▶ **What the exercise asks**
Word for word, set down the records and skip each picture.

# Dataset rows start

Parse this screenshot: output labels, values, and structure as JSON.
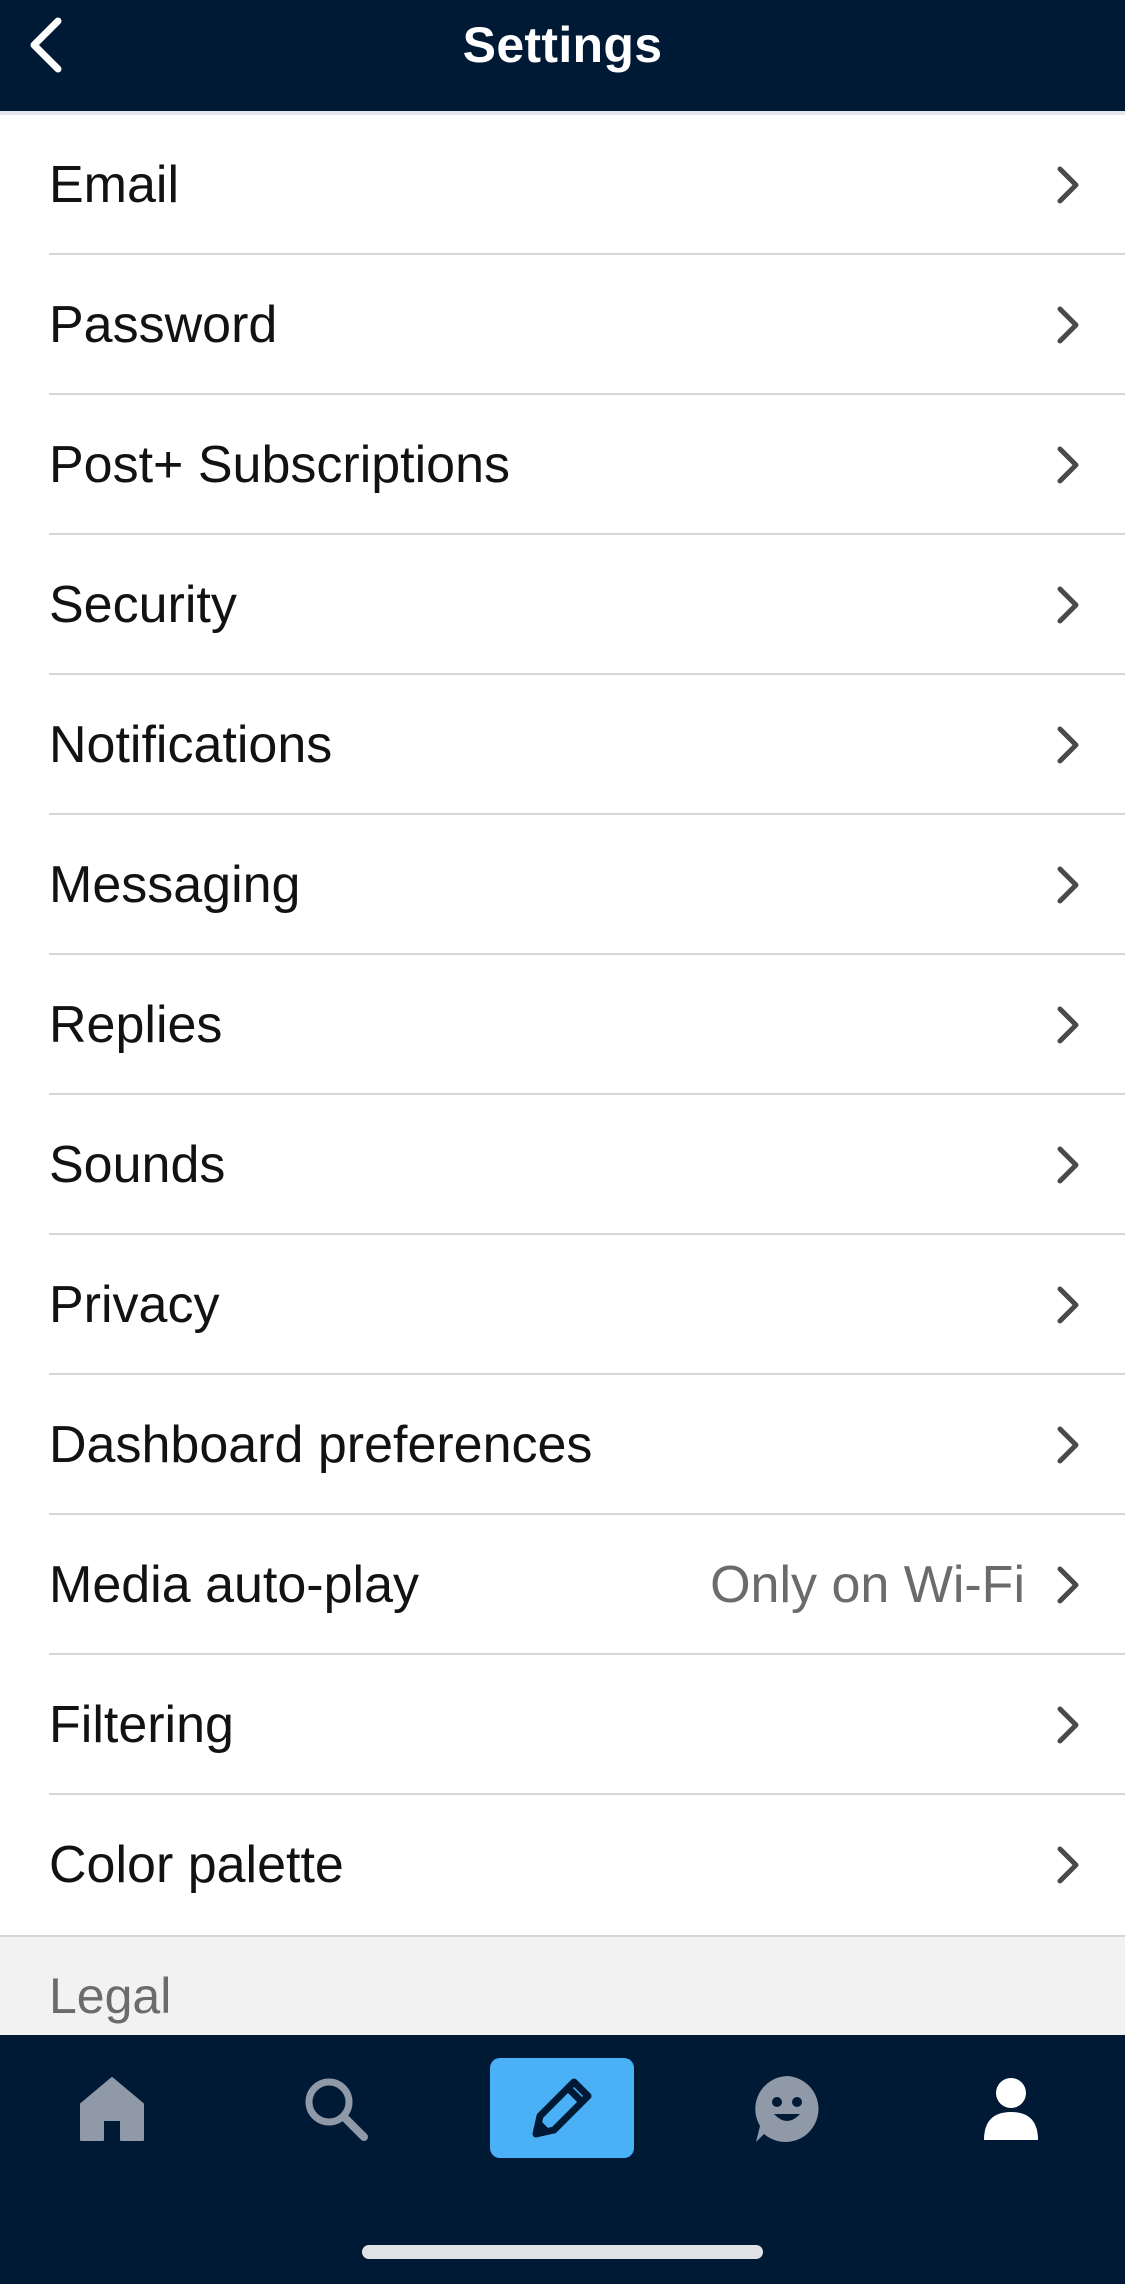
{
  "header": {
    "title": "Settings"
  },
  "settings_items": [
    {
      "label": "Email",
      "value": ""
    },
    {
      "label": "Password",
      "value": ""
    },
    {
      "label": "Post+ Subscriptions",
      "value": ""
    },
    {
      "label": "Security",
      "value": ""
    },
    {
      "label": "Notifications",
      "value": ""
    },
    {
      "label": "Messaging",
      "value": ""
    },
    {
      "label": "Replies",
      "value": ""
    },
    {
      "label": "Sounds",
      "value": ""
    },
    {
      "label": "Privacy",
      "value": ""
    },
    {
      "label": "Dashboard preferences",
      "value": ""
    },
    {
      "label": "Media auto-play",
      "value": "Only on Wi-Fi"
    },
    {
      "label": "Filtering",
      "value": ""
    },
    {
      "label": "Color palette",
      "value": ""
    }
  ],
  "section": {
    "label": "Legal"
  },
  "tab_bar": {
    "tabs": [
      {
        "icon": "home-icon"
      },
      {
        "icon": "search-icon"
      },
      {
        "icon": "pencil-icon"
      },
      {
        "icon": "smiley-icon"
      },
      {
        "icon": "person-icon"
      }
    ]
  },
  "colors": {
    "header_bg": "#001935",
    "compose_accent": "#4bb1f6",
    "text": "#121212",
    "secondary_text": "#6b6b6b"
  }
}
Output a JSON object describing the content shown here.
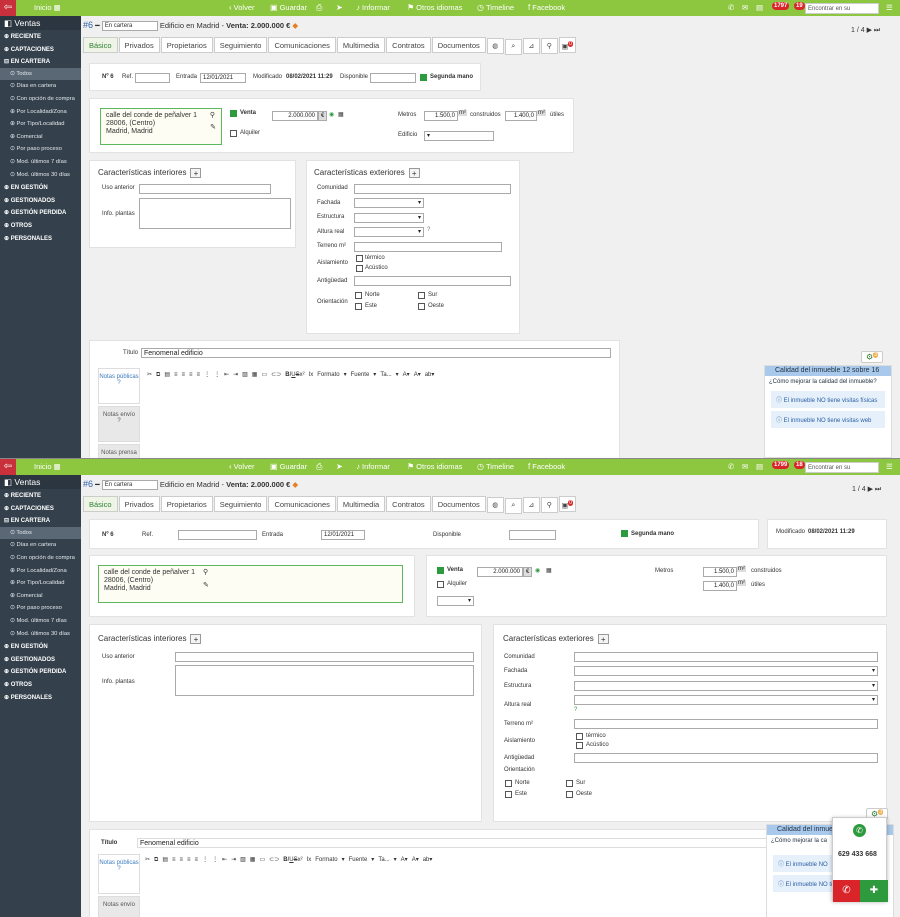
{
  "topbar": {
    "home": "Inicio",
    "volver": "Volver",
    "guardar": "Guardar",
    "informar": "Informar",
    "idiomas": "Otros idiomas",
    "timeline": "Timeline",
    "facebook": "Facebook",
    "search_placeholder": "Encontrar en su inmobiliaria",
    "badge_a": "1797",
    "badge_b": "19",
    "badge_a2": "1799",
    "badge_b2": "18"
  },
  "sidebar": {
    "title": "Ventas",
    "items": [
      "RECIENTE",
      "CAPTACIONES",
      "EN CARTERA",
      "Todos",
      "Días en cartera",
      "Con opción de compra",
      "Por Localidad/Zona",
      "Por Tipo/Localidad",
      "Comercial",
      "Por paso proceso",
      "Mod. últimos 7 días",
      "Mod. últimos 30 días",
      "EN GESTIÓN",
      "GESTIONADOS",
      "GESTIÓN PERDIDA",
      "OTROS",
      "PERSONALES"
    ]
  },
  "header": {
    "num": "#6",
    "status": "En cartera",
    "desc": "Edificio en Madrid -",
    "price": "Venta: 2.000.000 €",
    "pager": "1 / 4"
  },
  "tabs": [
    "Básico",
    "Privados",
    "Propietarios",
    "Seguimiento",
    "Comunicaciones",
    "Multimedia",
    "Contratos",
    "Documentos"
  ],
  "tab_badge": "0",
  "info": {
    "n_label": "Nº 6",
    "ref_label": "Ref.",
    "entrada_label": "Entrada",
    "entrada": "12/01/2021",
    "modificado_label": "Modificado",
    "modificado": "08/02/2021 11:29",
    "disponible_label": "Disponible",
    "segunda": "Segunda mano"
  },
  "address": {
    "line1": "calle del conde de peñalver 1",
    "line2": "28006, (Centro)",
    "line3": "Madrid, Madrid"
  },
  "venta": {
    "label": "Venta",
    "price": "2.000.000",
    "currency": "€",
    "alquiler": "Alquiler",
    "edificio": "Edificio"
  },
  "metros": {
    "label": "Metros",
    "construidos": "1.500,0",
    "construidos_label": "construidos",
    "utiles": "1.400,0",
    "utiles_label": "útiles",
    "unit": "m²"
  },
  "interiores": {
    "title": "Características interiores",
    "uso": "Uso anterior",
    "plantas": "Info. plantas"
  },
  "exteriores": {
    "title": "Características exteriores",
    "comunidad": "Comunidad",
    "fachada": "Fachada",
    "estructura": "Estructura",
    "altura": "Altura real",
    "terreno": "Terreno m²",
    "aislamiento": "Aislamiento",
    "termico": "térmico",
    "acustico": "Acústico",
    "antiguedad": "Antigüedad",
    "orientacion": "Orientación",
    "norte": "Norte",
    "sur": "Sur",
    "este": "Este",
    "oeste": "Oeste"
  },
  "titulo": {
    "label": "Título",
    "value": "Fenomenal edificio"
  },
  "editor": {
    "formato": "Formato",
    "fuente": "Fuente",
    "tam": "Ta..."
  },
  "sidetabs": {
    "notas_publicas": "Notas públicas",
    "notas_envio": "Notas envío",
    "notas_prensa": "Notas prensa"
  },
  "quality": {
    "head": "Calidad del inmueble 12 sobre 16",
    "head2": "Calidad del inmue",
    "question": "¿Cómo mejorar la calidad del inmueble?",
    "question2": "¿Cómo mejorar la ca",
    "item1": "El inmueble NO tiene visitas físicas",
    "item2": "El inmueble NO tiene visitas web",
    "item1b": "El inmueble NO",
    "item2b": "El inmueble NO tiene visitas web",
    "badge": "3"
  },
  "call": {
    "phone": "629 433 668"
  },
  "colors": {
    "green": "#8dc63f",
    "sidebar": "#34404c",
    "red": "#c8303c"
  }
}
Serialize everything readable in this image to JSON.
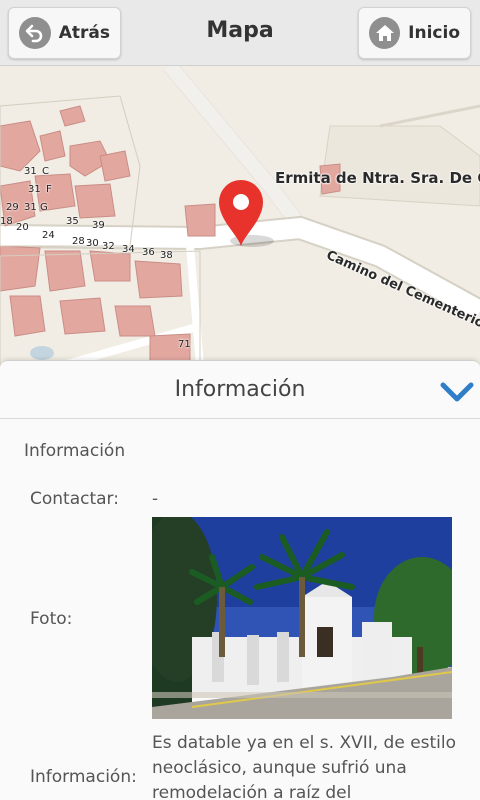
{
  "header": {
    "title": "Mapa",
    "back_label": "Atrás",
    "home_label": "Inicio"
  },
  "map": {
    "place_label": "Ermita de Ntra. Sra. De C",
    "road_label": "Camino del Cementerio",
    "house_numbers": [
      "31",
      "C",
      "31",
      "F",
      "29",
      "31",
      "G",
      "18",
      "20",
      "24",
      "35",
      "39",
      "28",
      "30",
      "32",
      "34",
      "36",
      "38",
      "71"
    ],
    "colors": {
      "background": "#f1ede4",
      "building": "#e2a8a0",
      "road": "#ffffff",
      "marker": "#e8322c"
    }
  },
  "panel": {
    "title": "Información",
    "section_title": "Información",
    "contact_label": "Contactar:",
    "contact_value": "-",
    "photo_label": "Foto:",
    "info_label": "Información:",
    "info_text": "Es datable ya en el s. XVII, de estilo neoclásico, aunque sufrió una remodelación a raíz del"
  },
  "icons": {
    "back": "back-arrow-icon",
    "home": "home-icon",
    "marker": "map-marker-icon",
    "collapse": "chevron-down-icon"
  }
}
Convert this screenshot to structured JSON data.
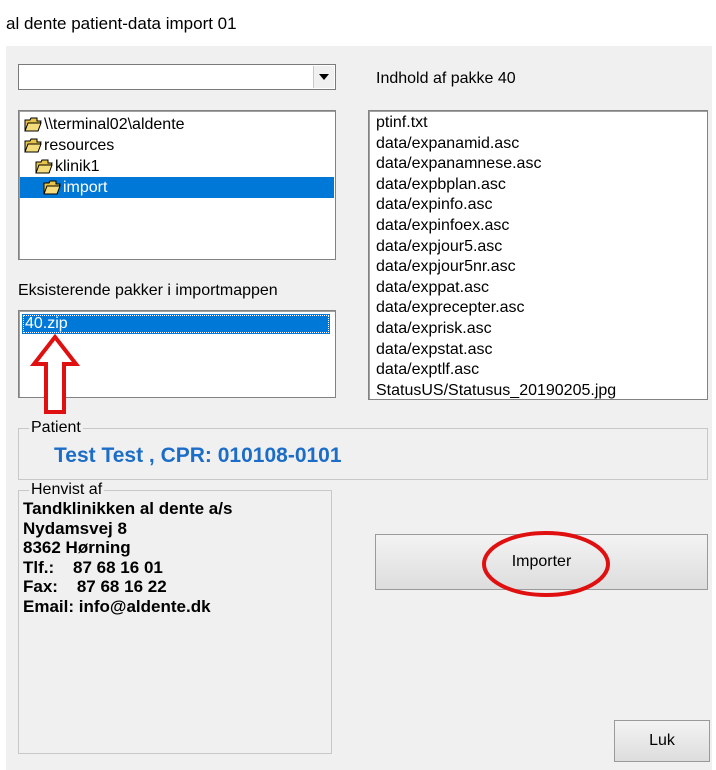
{
  "window": {
    "title": "al dente patient-data import 01"
  },
  "drive_combo": {
    "value": ""
  },
  "folder_tree": {
    "items": [
      {
        "label": "\\\\terminal02\\aldente",
        "selected": false
      },
      {
        "label": "resources",
        "selected": false
      },
      {
        "label": "klinik1",
        "selected": false
      },
      {
        "label": "import",
        "selected": true
      }
    ]
  },
  "package_contents": {
    "label": "Indhold af pakke 40",
    "files": [
      "ptinf.txt",
      "data/expanamid.asc",
      "data/expanamnese.asc",
      "data/expbplan.asc",
      "data/expinfo.asc",
      "data/expinfoex.asc",
      "data/expjour5.asc",
      "data/expjour5nr.asc",
      "data/exppat.asc",
      "data/exprecepter.asc",
      "data/exprisk.asc",
      "data/expstat.asc",
      "data/exptlf.asc",
      "StatusUS/Statusus_20190205.jpg"
    ]
  },
  "packages": {
    "label": "Eksisterende pakker i importmappen",
    "items": [
      {
        "label": "40.zip",
        "selected": true
      }
    ]
  },
  "patient": {
    "legend": "Patient",
    "text": "Test Test , CPR: 010108-0101"
  },
  "referrer": {
    "legend": "Henvist af",
    "lines": [
      "Tandklinikken al dente a/s",
      "Nydamsvej 8",
      "8362 Hørning",
      "Tlf.:    87 68 16 01",
      "Fax:    87 68 16 22",
      "Email: info@aldente.dk"
    ]
  },
  "buttons": {
    "import_label": "Importer",
    "close_label": "Luk"
  },
  "colors": {
    "selection": "#0078d7",
    "patient_text": "#1c6dc8",
    "annotation_red": "#e01010",
    "folder": "#e8c44a"
  }
}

# Dataset rows end

▶ **Written response**
Parse this screenshot: output labels, values, and structure as JSON.
{
  "header": {
    "title": "Settings"
  },
  "settings_items": [
    {
      "label": "Email",
      "value": ""
    },
    {
      "label": "Password",
      "value": ""
    },
    {
      "label": "Post+ Subscriptions",
      "value": ""
    },
    {
      "label": "Security",
      "value": ""
    },
    {
      "label": "Notifications",
      "value": ""
    },
    {
      "label": "Messaging",
      "value": ""
    },
    {
      "label": "Replies",
      "value": ""
    },
    {
      "label": "Sounds",
      "value": ""
    },
    {
      "label": "Privacy",
      "value": ""
    },
    {
      "label": "Dashboard preferences",
      "value": ""
    },
    {
      "label": "Media auto-play",
      "value": "Only on Wi-Fi"
    },
    {
      "label": "Filtering",
      "value": ""
    },
    {
      "label": "Color palette",
      "value": ""
    }
  ],
  "section": {
    "label": "Legal"
  },
  "tab_bar": {
    "tabs": [
      {
        "icon": "home-icon"
      },
      {
        "icon": "search-icon"
      },
      {
        "icon": "pencil-icon"
      },
      {
        "icon": "smiley-icon"
      },
      {
        "icon": "person-icon"
      }
    ]
  },
  "colors": {
    "header_bg": "#001935",
    "compose_accent": "#4bb1f6",
    "text": "#121212",
    "secondary_text": "#6b6b6b"
  }
}
Output a JSON object describing the content shown here.
{
  "topbar": {
    "home": "Inicio",
    "volver": "Volver",
    "guardar": "Guardar",
    "informar": "Informar",
    "idiomas": "Otros idiomas",
    "timeline": "Timeline",
    "facebook": "Facebook",
    "search_placeholder": "Encontrar en su inmobiliaria",
    "badge_a": "1797",
    "badge_b": "19",
    "badge_a2": "1799",
    "badge_b2": "18"
  },
  "sidebar": {
    "title": "Ventas",
    "items": [
      "RECIENTE",
      "CAPTACIONES",
      "EN CARTERA",
      "Todos",
      "Días en cartera",
      "Con opción de compra",
      "Por Localidad/Zona",
      "Por Tipo/Localidad",
      "Comercial",
      "Por paso proceso",
      "Mod. últimos 7 días",
      "Mod. últimos 30 días",
      "EN GESTIÓN",
      "GESTIONADOS",
      "GESTIÓN PERDIDA",
      "OTROS",
      "PERSONALES"
    ]
  },
  "header": {
    "num": "#6",
    "status": "En cartera",
    "desc": "Edificio en Madrid -",
    "price": "Venta: 2.000.000 €",
    "pager": "1 / 4"
  },
  "tabs": [
    "Básico",
    "Privados",
    "Propietarios",
    "Seguimiento",
    "Comunicaciones",
    "Multimedia",
    "Contratos",
    "Documentos"
  ],
  "tab_badge": "0",
  "info": {
    "n_label": "Nº 6",
    "ref_label": "Ref.",
    "entrada_label": "Entrada",
    "entrada": "12/01/2021",
    "modificado_label": "Modificado",
    "modificado": "08/02/2021 11:29",
    "disponible_label": "Disponible",
    "segunda": "Segunda mano"
  },
  "address": {
    "line1": "calle del conde de peñalver 1",
    "line2": "28006, (Centro)",
    "line3": "Madrid, Madrid"
  },
  "venta": {
    "label": "Venta",
    "price": "2.000.000",
    "currency": "€",
    "alquiler": "Alquiler",
    "edificio": "Edificio"
  },
  "metros": {
    "label": "Metros",
    "construidos": "1.500,0",
    "construidos_label": "construidos",
    "utiles": "1.400,0",
    "utiles_label": "útiles",
    "unit": "m²"
  },
  "interiores": {
    "title": "Características interiores",
    "uso": "Uso anterior",
    "plantas": "Info. plantas"
  },
  "exteriores": {
    "title": "Características exteriores",
    "comunidad": "Comunidad",
    "fachada": "Fachada",
    "estructura": "Estructura",
    "altura": "Altura real",
    "terreno": "Terreno m²",
    "aislamiento": "Aislamiento",
    "termico": "térmico",
    "acustico": "Acústico",
    "antiguedad": "Antigüedad",
    "orientacion": "Orientación",
    "norte": "Norte",
    "sur": "Sur",
    "este": "Este",
    "oeste": "Oeste"
  },
  "titulo": {
    "label": "Título",
    "value": "Fenomenal edificio"
  },
  "editor": {
    "formato": "Formato",
    "fuente": "Fuente",
    "tam": "Ta..."
  },
  "sidetabs": {
    "notas_publicas": "Notas públicas",
    "notas_envio": "Notas envío",
    "notas_prensa": "Notas prensa"
  },
  "quality": {
    "head": "Calidad del inmueble 12 sobre 16",
    "head2": "Calidad del inmue",
    "question": "¿Cómo mejorar la calidad del inmueble?",
    "question2": "¿Cómo mejorar la ca",
    "item1": "El inmueble NO tiene visitas físicas",
    "item2": "El inmueble NO tiene visitas web",
    "item1b": "El inmueble NO",
    "item2b": "El inmueble NO tiene visitas web",
    "badge": "3"
  },
  "call": {
    "phone": "629 433 668"
  },
  "colors": {
    "green": "#8dc63f",
    "sidebar": "#34404c",
    "red": "#c8303c"
  }
}
Serialize everything readable in this image to JSON.
{
  "header": {
    "title": "Mapa",
    "back_label": "Atrás",
    "home_label": "Inicio"
  },
  "map": {
    "place_label": "Ermita de Ntra. Sra. De C",
    "road_label": "Camino del Cementerio",
    "house_numbers": [
      "31",
      "C",
      "31",
      "F",
      "29",
      "31",
      "G",
      "18",
      "20",
      "24",
      "35",
      "39",
      "28",
      "30",
      "32",
      "34",
      "36",
      "38",
      "71"
    ],
    "colors": {
      "background": "#f1ede4",
      "building": "#e2a8a0",
      "road": "#ffffff",
      "marker": "#e8322c"
    }
  },
  "panel": {
    "title": "Información",
    "section_title": "Información",
    "contact_label": "Contactar:",
    "contact_value": "-",
    "photo_label": "Foto:",
    "info_label": "Información:",
    "info_text": "Es datable ya en el s. XVII, de estilo neoclásico, aunque sufrió una remodelación a raíz del"
  },
  "icons": {
    "back": "back-arrow-icon",
    "home": "home-icon",
    "marker": "map-marker-icon",
    "collapse": "chevron-down-icon"
  }
}
Convert this screenshot to structured JSON data.
{
  "window": {
    "title": "al dente patient-data import 01"
  },
  "drive_combo": {
    "value": ""
  },
  "folder_tree": {
    "items": [
      {
        "label": "\\\\terminal02\\aldente",
        "selected": false
      },
      {
        "label": "resources",
        "selected": false
      },
      {
        "label": "klinik1",
        "selected": false
      },
      {
        "label": "import",
        "selected": true
      }
    ]
  },
  "package_contents": {
    "label": "Indhold af pakke 40",
    "files": [
      "ptinf.txt",
      "data/expanamid.asc",
      "data/expanamnese.asc",
      "data/expbplan.asc",
      "data/expinfo.asc",
      "data/expinfoex.asc",
      "data/expjour5.asc",
      "data/expjour5nr.asc",
      "data/exppat.asc",
      "data/exprecepter.asc",
      "data/exprisk.asc",
      "data/expstat.asc",
      "data/exptlf.asc",
      "StatusUS/Statusus_20190205.jpg"
    ]
  },
  "packages": {
    "label": "Eksisterende pakker i importmappen",
    "items": [
      {
        "label": "40.zip",
        "selected": true
      }
    ]
  },
  "patient": {
    "legend": "Patient",
    "text": "Test Test , CPR: 010108-0101"
  },
  "referrer": {
    "legend": "Henvist af",
    "lines": [
      "Tandklinikken al dente a/s",
      "Nydamsvej 8",
      "8362 Hørning",
      "Tlf.:    87 68 16 01",
      "Fax:    87 68 16 22",
      "Email: info@aldente.dk"
    ]
  },
  "buttons": {
    "import_label": "Importer",
    "close_label": "Luk"
  },
  "colors": {
    "selection": "#0078d7",
    "patient_text": "#1c6dc8",
    "annotation_red": "#e01010",
    "folder": "#e8c44a"
  }
}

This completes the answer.